WHAT YOU SHOULD DO:
Collect each line holding the string "colors".

— Begin DATA SUPPLIED —

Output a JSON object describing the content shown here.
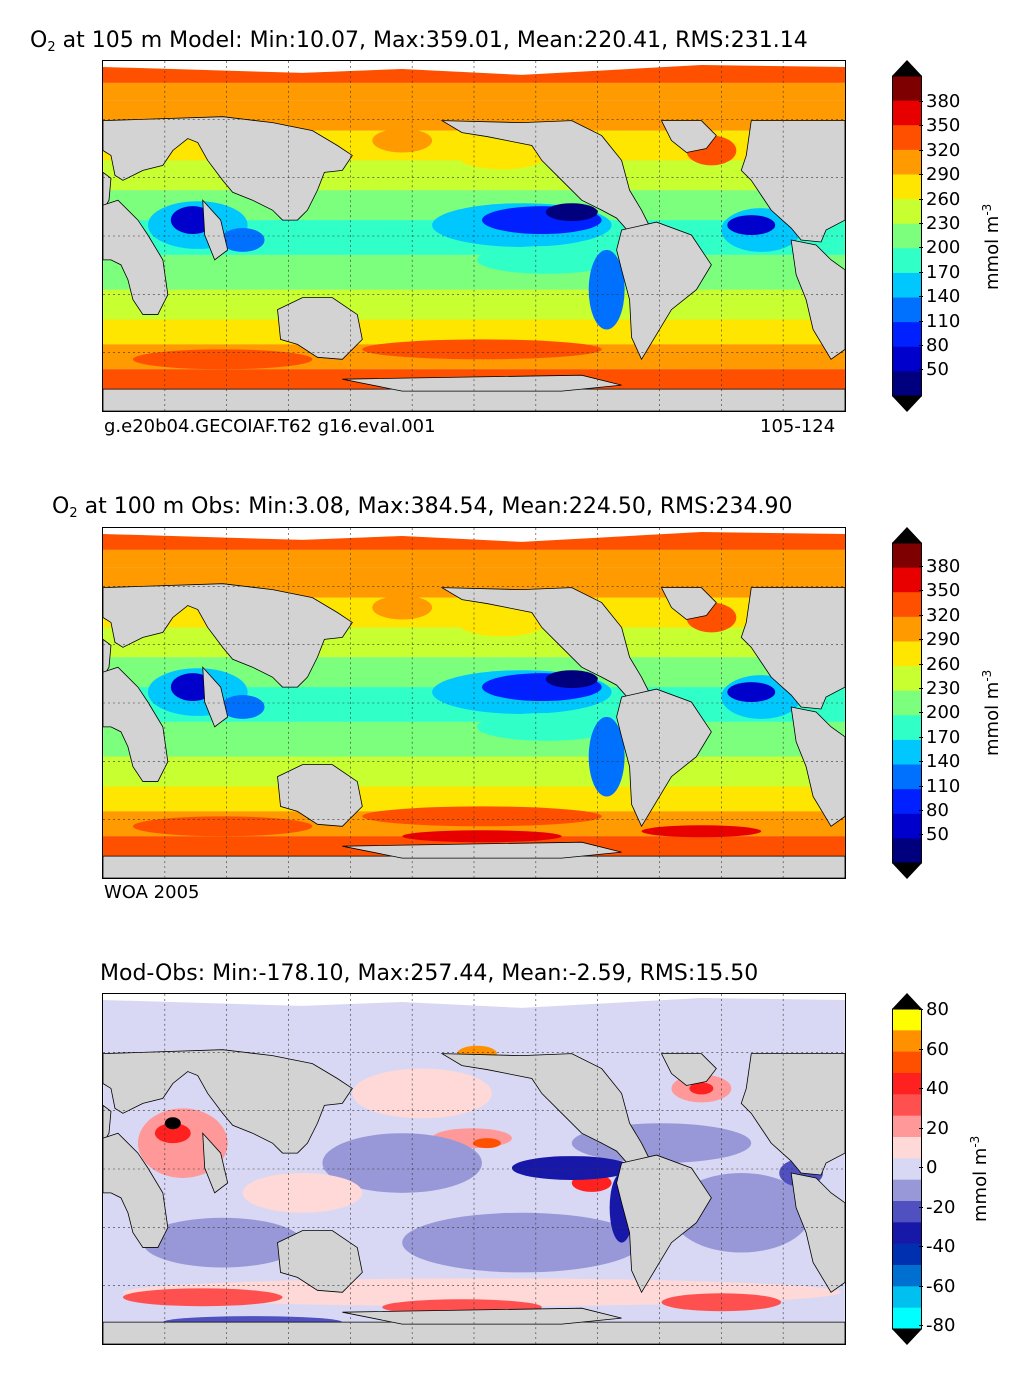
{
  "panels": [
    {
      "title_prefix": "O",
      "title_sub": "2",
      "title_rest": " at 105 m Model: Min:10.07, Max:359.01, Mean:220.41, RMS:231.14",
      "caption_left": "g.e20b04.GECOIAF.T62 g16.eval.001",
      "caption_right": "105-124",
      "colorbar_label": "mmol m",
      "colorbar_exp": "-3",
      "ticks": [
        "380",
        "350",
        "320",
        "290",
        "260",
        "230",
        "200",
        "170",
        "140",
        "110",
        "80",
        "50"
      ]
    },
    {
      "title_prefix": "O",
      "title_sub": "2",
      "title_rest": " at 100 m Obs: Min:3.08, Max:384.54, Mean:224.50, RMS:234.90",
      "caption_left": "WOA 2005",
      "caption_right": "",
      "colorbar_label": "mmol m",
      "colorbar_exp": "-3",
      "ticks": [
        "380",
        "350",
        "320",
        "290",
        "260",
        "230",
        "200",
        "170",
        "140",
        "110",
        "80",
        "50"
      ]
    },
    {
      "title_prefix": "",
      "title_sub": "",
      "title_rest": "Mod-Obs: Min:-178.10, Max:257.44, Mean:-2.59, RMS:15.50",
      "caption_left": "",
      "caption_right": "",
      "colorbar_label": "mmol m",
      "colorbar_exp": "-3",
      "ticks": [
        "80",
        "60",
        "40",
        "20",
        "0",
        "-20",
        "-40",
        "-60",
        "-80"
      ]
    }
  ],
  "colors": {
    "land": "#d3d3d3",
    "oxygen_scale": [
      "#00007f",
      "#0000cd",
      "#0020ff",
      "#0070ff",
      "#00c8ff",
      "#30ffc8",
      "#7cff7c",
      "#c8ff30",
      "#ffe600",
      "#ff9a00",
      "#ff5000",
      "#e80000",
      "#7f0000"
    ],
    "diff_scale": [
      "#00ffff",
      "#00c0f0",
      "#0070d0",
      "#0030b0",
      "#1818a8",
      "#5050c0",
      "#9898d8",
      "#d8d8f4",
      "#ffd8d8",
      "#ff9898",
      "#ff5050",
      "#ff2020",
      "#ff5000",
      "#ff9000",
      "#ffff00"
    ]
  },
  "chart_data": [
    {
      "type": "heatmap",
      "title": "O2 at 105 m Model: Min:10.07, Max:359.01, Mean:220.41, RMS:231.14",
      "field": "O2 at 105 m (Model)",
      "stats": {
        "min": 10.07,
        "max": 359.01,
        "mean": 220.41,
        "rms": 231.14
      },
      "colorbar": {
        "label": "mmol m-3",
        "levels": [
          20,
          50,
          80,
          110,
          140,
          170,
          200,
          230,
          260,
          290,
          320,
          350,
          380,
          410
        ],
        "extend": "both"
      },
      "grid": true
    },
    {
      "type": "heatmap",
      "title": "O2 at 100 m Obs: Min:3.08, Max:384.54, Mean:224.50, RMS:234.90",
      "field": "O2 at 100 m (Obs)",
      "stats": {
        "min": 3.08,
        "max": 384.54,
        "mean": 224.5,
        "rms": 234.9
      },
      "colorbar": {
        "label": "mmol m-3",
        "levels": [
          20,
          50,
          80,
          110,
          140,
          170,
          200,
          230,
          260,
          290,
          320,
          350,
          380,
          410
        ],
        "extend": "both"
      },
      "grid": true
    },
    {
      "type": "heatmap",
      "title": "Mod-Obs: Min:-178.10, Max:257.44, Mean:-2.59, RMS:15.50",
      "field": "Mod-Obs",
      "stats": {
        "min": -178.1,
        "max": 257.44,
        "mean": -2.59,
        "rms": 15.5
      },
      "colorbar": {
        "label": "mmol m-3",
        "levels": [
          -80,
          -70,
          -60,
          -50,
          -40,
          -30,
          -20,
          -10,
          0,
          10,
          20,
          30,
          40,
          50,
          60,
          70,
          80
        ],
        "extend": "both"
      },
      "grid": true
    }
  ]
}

— End DATA SUPPLIED —
— Begin DATA SUPPLIED —

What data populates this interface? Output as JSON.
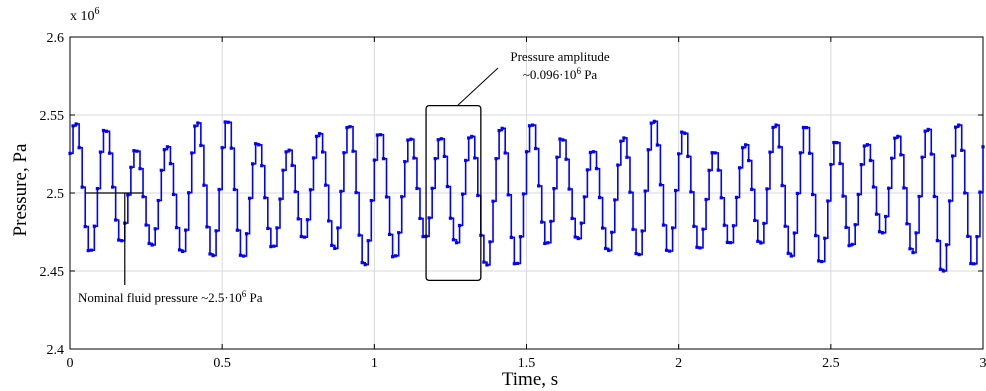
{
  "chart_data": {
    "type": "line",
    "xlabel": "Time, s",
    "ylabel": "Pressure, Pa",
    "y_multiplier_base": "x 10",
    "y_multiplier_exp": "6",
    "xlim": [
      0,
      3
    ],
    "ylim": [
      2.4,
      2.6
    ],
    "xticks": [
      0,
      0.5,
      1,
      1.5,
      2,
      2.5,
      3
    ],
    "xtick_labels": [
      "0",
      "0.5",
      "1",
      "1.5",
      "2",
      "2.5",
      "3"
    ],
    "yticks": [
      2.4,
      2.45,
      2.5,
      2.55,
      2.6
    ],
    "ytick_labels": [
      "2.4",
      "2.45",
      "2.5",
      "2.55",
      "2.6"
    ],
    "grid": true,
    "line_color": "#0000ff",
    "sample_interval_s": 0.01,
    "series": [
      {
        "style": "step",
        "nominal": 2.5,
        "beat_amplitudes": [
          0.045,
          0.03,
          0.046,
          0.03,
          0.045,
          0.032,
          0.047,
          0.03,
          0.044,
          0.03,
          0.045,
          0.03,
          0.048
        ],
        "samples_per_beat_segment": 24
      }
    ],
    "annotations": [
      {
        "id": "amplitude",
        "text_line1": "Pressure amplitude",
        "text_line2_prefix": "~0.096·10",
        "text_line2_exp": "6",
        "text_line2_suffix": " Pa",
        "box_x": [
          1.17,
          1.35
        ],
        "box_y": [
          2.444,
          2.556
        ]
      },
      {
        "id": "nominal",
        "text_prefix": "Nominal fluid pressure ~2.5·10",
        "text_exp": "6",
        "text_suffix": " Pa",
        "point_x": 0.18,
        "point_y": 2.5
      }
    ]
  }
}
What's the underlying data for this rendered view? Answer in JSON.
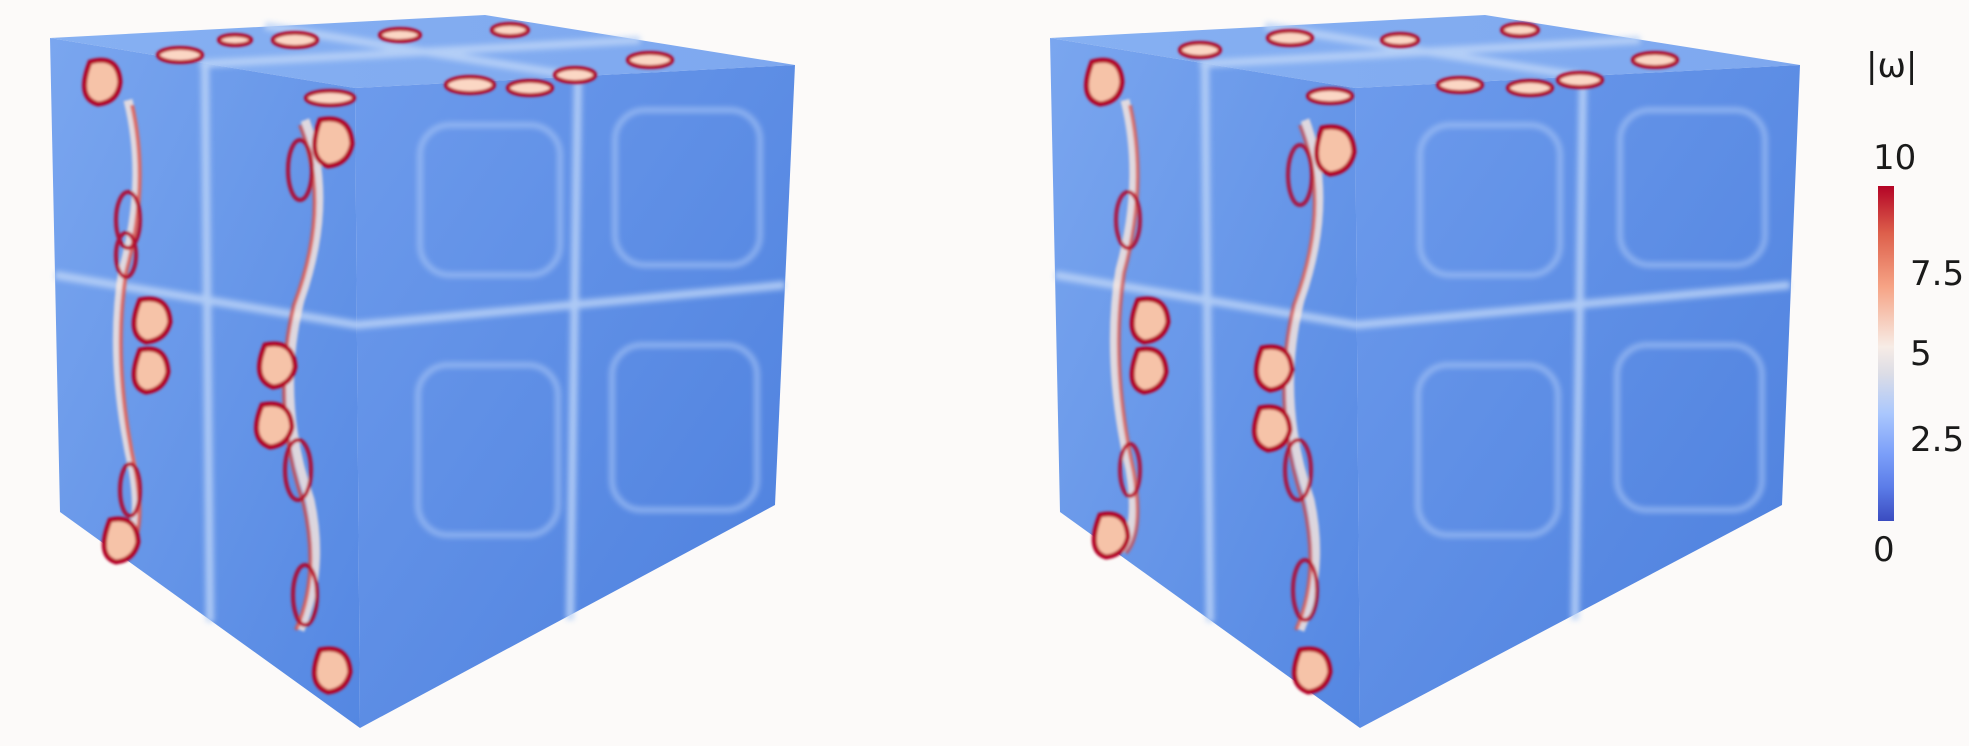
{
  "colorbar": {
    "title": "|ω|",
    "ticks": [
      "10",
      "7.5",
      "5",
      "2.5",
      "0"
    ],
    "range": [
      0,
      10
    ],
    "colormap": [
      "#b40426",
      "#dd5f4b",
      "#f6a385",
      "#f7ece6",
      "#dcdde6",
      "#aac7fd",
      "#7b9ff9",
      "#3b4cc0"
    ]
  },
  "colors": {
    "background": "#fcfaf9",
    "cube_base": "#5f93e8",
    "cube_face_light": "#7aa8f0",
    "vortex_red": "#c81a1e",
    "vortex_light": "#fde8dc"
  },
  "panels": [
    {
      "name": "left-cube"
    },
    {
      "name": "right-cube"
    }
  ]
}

— End DATA SUPPLIED —
— Begin DATA SUPPLIED —

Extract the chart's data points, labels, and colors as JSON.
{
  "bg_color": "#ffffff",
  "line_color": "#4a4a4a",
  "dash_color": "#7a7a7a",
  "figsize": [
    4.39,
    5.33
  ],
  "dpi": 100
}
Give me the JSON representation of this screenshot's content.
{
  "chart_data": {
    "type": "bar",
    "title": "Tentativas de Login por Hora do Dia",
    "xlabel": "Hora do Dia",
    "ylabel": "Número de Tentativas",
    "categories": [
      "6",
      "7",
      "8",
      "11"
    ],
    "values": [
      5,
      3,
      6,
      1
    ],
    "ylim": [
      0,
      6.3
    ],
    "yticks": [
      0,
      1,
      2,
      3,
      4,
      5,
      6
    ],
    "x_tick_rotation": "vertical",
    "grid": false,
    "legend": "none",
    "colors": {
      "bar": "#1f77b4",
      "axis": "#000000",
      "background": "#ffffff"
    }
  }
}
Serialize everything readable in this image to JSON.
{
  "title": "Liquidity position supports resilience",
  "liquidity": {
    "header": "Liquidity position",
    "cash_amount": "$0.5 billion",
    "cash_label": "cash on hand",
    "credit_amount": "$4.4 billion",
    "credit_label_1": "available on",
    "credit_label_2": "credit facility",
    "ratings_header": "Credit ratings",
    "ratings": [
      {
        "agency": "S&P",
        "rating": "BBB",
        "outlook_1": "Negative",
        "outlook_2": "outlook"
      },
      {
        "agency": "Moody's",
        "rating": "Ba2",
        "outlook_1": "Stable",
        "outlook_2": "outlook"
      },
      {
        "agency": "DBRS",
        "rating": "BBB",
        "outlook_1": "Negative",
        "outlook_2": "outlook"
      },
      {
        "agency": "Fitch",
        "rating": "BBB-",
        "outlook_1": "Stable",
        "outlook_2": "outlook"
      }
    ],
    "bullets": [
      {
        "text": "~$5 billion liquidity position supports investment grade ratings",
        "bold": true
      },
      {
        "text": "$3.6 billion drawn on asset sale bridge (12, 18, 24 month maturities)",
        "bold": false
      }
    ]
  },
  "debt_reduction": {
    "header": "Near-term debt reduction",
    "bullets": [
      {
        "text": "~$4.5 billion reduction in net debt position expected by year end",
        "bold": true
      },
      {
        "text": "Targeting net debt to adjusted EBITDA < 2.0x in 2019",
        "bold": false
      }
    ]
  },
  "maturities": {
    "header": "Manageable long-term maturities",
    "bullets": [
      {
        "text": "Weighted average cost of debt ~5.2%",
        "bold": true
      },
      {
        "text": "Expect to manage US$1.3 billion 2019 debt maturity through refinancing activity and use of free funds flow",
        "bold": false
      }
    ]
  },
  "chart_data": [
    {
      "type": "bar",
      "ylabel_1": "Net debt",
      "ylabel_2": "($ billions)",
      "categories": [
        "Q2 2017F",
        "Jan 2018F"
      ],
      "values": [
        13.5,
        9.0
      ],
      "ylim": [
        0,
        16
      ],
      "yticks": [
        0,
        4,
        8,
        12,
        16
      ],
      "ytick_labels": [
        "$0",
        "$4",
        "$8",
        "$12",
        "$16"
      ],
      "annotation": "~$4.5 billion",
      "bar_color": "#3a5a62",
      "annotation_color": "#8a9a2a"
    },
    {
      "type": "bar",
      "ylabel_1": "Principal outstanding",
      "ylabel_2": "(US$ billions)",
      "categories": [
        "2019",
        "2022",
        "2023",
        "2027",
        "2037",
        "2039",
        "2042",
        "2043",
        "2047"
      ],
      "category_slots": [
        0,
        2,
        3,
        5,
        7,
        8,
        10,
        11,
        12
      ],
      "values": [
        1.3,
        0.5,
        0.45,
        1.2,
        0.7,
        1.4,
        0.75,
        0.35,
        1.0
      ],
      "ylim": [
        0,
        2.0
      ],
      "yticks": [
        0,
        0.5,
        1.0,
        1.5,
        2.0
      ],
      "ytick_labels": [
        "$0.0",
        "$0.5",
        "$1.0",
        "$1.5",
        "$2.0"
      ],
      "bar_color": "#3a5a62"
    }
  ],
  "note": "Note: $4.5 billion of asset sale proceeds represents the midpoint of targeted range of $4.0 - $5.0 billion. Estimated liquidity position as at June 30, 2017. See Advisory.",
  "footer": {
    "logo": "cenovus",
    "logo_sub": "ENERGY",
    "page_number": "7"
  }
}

— End DATA SUPPLIED —

RESPONSE TO THIS EXERCISE:
  "colors": {
  "colors": {
Extract the chart's data points, labels, and colors as JSON.
    "colors": {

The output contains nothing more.